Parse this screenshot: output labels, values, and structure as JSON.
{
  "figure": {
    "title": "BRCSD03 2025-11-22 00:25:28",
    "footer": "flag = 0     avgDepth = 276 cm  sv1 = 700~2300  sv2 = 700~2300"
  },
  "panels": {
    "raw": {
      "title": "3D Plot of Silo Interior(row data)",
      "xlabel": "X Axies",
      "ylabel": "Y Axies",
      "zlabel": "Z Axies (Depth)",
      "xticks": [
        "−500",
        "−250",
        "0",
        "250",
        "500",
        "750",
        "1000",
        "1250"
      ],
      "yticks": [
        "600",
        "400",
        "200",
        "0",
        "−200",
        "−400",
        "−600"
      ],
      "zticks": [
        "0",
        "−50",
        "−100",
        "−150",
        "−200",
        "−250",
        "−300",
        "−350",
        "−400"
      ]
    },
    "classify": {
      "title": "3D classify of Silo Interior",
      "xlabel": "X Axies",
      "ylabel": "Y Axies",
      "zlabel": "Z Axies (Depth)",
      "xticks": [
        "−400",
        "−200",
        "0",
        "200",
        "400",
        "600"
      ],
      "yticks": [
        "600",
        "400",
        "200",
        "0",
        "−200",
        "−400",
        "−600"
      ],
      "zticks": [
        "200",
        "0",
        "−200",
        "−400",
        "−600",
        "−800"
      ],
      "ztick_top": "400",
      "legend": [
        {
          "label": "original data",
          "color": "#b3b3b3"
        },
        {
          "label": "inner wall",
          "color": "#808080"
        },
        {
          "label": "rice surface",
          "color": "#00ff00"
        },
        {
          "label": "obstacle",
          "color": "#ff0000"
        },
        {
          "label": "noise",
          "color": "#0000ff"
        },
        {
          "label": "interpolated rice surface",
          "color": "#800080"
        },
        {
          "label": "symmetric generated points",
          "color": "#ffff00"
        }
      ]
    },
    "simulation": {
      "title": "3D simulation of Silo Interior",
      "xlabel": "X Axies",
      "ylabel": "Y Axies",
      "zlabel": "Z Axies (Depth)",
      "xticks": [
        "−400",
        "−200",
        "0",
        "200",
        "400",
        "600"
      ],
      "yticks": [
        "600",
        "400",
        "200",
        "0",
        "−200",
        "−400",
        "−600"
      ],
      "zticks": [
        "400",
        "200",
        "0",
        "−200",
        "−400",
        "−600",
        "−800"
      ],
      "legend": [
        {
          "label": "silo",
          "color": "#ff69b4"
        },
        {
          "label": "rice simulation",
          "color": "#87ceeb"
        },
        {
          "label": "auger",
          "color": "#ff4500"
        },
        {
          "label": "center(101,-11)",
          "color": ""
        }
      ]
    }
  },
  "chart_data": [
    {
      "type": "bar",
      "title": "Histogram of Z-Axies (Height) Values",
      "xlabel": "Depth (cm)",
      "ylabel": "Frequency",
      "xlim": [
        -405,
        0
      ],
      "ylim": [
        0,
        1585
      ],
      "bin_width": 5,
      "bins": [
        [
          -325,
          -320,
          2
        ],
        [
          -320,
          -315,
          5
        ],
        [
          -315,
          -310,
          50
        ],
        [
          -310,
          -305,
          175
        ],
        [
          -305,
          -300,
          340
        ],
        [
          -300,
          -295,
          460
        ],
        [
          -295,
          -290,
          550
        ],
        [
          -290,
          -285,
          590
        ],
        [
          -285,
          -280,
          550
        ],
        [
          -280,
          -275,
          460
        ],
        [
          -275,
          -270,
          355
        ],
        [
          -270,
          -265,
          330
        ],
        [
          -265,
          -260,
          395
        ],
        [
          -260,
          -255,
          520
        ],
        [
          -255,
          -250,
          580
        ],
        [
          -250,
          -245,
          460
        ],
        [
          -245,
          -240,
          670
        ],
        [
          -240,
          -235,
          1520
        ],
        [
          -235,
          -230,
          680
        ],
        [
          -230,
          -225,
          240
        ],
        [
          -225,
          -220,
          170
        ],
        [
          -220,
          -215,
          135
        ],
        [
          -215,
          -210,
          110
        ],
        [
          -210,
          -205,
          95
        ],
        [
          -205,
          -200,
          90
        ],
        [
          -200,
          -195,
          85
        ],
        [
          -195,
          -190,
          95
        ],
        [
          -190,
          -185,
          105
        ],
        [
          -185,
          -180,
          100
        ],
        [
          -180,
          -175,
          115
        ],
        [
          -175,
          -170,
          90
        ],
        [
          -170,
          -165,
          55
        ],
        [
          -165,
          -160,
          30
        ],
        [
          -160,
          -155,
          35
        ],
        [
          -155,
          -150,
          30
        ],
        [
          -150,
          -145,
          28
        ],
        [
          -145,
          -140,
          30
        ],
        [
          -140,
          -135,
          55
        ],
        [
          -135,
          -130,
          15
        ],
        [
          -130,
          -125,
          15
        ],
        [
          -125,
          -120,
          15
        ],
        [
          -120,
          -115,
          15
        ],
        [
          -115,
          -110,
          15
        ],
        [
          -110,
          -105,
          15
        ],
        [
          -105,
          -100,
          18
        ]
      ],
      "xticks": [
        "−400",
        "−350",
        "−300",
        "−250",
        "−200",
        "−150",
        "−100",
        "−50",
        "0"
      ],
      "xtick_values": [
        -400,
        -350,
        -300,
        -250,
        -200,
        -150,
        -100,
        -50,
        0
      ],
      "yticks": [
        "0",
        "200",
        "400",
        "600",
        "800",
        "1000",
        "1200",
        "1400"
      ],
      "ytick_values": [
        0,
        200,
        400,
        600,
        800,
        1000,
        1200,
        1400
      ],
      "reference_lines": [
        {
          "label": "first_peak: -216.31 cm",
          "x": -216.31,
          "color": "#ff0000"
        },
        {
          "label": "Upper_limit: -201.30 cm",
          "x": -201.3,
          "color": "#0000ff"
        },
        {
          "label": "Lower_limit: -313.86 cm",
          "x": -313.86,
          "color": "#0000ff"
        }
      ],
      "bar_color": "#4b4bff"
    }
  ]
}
******************************
Write the data from above out again, exactly.

### [Solution for this problem]
Parse this screenshot: output labels, values, and structure as JSON.
{
  "figure": {
    "title": "BRCSD03 2025-11-22 00:25:28",
    "footer": "flag = 0     avgDepth = 276 cm  sv1 = 700~2300  sv2 = 700~2300"
  },
  "panels": {
    "raw": {
      "title": "3D Plot of Silo Interior(row data)",
      "xlabel": "X Axies",
      "ylabel": "Y Axies",
      "zlabel": "Z Axies (Depth)",
      "xticks": [
        "−500",
        "−250",
        "0",
        "250",
        "500",
        "750",
        "1000",
        "1250"
      ],
      "yticks": [
        "600",
        "400",
        "200",
        "0",
        "−200",
        "−400",
        "−600"
      ],
      "zticks": [
        "0",
        "−50",
        "−100",
        "−150",
        "−200",
        "−250",
        "−300",
        "−350",
        "−400"
      ]
    },
    "classify": {
      "title": "3D classify of Silo Interior",
      "xlabel": "X Axies",
      "ylabel": "Y Axies",
      "zlabel": "Z Axies (Depth)",
      "xticks": [
        "−400",
        "−200",
        "0",
        "200",
        "400",
        "600"
      ],
      "yticks": [
        "600",
        "400",
        "200",
        "0",
        "−200",
        "−400",
        "−600"
      ],
      "zticks": [
        "200",
        "0",
        "−200",
        "−400",
        "−600",
        "−800"
      ],
      "ztick_top": "400",
      "legend": [
        {
          "label": "original data",
          "color": "#b3b3b3"
        },
        {
          "label": "inner wall",
          "color": "#808080"
        },
        {
          "label": "rice surface",
          "color": "#00ff00"
        },
        {
          "label": "obstacle",
          "color": "#ff0000"
        },
        {
          "label": "noise",
          "color": "#0000ff"
        },
        {
          "label": "interpolated rice surface",
          "color": "#800080"
        },
        {
          "label": "symmetric generated points",
          "color": "#ffff00"
        }
      ]
    },
    "simulation": {
      "title": "3D simulation of Silo Interior",
      "xlabel": "X Axies",
      "ylabel": "Y Axies",
      "zlabel": "Z Axies (Depth)",
      "xticks": [
        "−400",
        "−200",
        "0",
        "200",
        "400",
        "600"
      ],
      "yticks": [
        "600",
        "400",
        "200",
        "0",
        "−200",
        "−400",
        "−600"
      ],
      "zticks": [
        "400",
        "200",
        "0",
        "−200",
        "−400",
        "−600",
        "−800"
      ],
      "legend": [
        {
          "label": "silo",
          "color": "#ff69b4"
        },
        {
          "label": "rice simulation",
          "color": "#87ceeb"
        },
        {
          "label": "auger",
          "color": "#ff4500"
        },
        {
          "label": "center(101,-11)",
          "color": ""
        }
      ]
    }
  },
  "chart_data": [
    {
      "type": "bar",
      "title": "Histogram of Z-Axies (Height) Values",
      "xlabel": "Depth (cm)",
      "ylabel": "Frequency",
      "xlim": [
        -405,
        0
      ],
      "ylim": [
        0,
        1585
      ],
      "bin_width": 5,
      "bins": [
        [
          -325,
          -320,
          2
        ],
        [
          -320,
          -315,
          5
        ],
        [
          -315,
          -310,
          50
        ],
        [
          -310,
          -305,
          175
        ],
        [
          -305,
          -300,
          340
        ],
        [
          -300,
          -295,
          460
        ],
        [
          -295,
          -290,
          550
        ],
        [
          -290,
          -285,
          590
        ],
        [
          -285,
          -280,
          550
        ],
        [
          -280,
          -275,
          460
        ],
        [
          -275,
          -270,
          355
        ],
        [
          -270,
          -265,
          330
        ],
        [
          -265,
          -260,
          395
        ],
        [
          -260,
          -255,
          520
        ],
        [
          -255,
          -250,
          580
        ],
        [
          -250,
          -245,
          460
        ],
        [
          -245,
          -240,
          670
        ],
        [
          -240,
          -235,
          1520
        ],
        [
          -235,
          -230,
          680
        ],
        [
          -230,
          -225,
          240
        ],
        [
          -225,
          -220,
          170
        ],
        [
          -220,
          -215,
          135
        ],
        [
          -215,
          -210,
          110
        ],
        [
          -210,
          -205,
          95
        ],
        [
          -205,
          -200,
          90
        ],
        [
          -200,
          -195,
          85
        ],
        [
          -195,
          -190,
          95
        ],
        [
          -190,
          -185,
          105
        ],
        [
          -185,
          -180,
          100
        ],
        [
          -180,
          -175,
          115
        ],
        [
          -175,
          -170,
          90
        ],
        [
          -170,
          -165,
          55
        ],
        [
          -165,
          -160,
          30
        ],
        [
          -160,
          -155,
          35
        ],
        [
          -155,
          -150,
          30
        ],
        [
          -150,
          -145,
          28
        ],
        [
          -145,
          -140,
          30
        ],
        [
          -140,
          -135,
          55
        ],
        [
          -135,
          -130,
          15
        ],
        [
          -130,
          -125,
          15
        ],
        [
          -125,
          -120,
          15
        ],
        [
          -120,
          -115,
          15
        ],
        [
          -115,
          -110,
          15
        ],
        [
          -110,
          -105,
          15
        ],
        [
          -105,
          -100,
          18
        ]
      ],
      "xticks": [
        "−400",
        "−350",
        "−300",
        "−250",
        "−200",
        "−150",
        "−100",
        "−50",
        "0"
      ],
      "xtick_values": [
        -400,
        -350,
        -300,
        -250,
        -200,
        -150,
        -100,
        -50,
        0
      ],
      "yticks": [
        "0",
        "200",
        "400",
        "600",
        "800",
        "1000",
        "1200",
        "1400"
      ],
      "ytick_values": [
        0,
        200,
        400,
        600,
        800,
        1000,
        1200,
        1400
      ],
      "reference_lines": [
        {
          "label": "first_peak: -216.31 cm",
          "x": -216.31,
          "color": "#ff0000"
        },
        {
          "label": "Upper_limit: -201.30 cm",
          "x": -201.3,
          "color": "#0000ff"
        },
        {
          "label": "Lower_limit: -313.86 cm",
          "x": -313.86,
          "color": "#0000ff"
        }
      ],
      "bar_color": "#4b4bff"
    }
  ]
}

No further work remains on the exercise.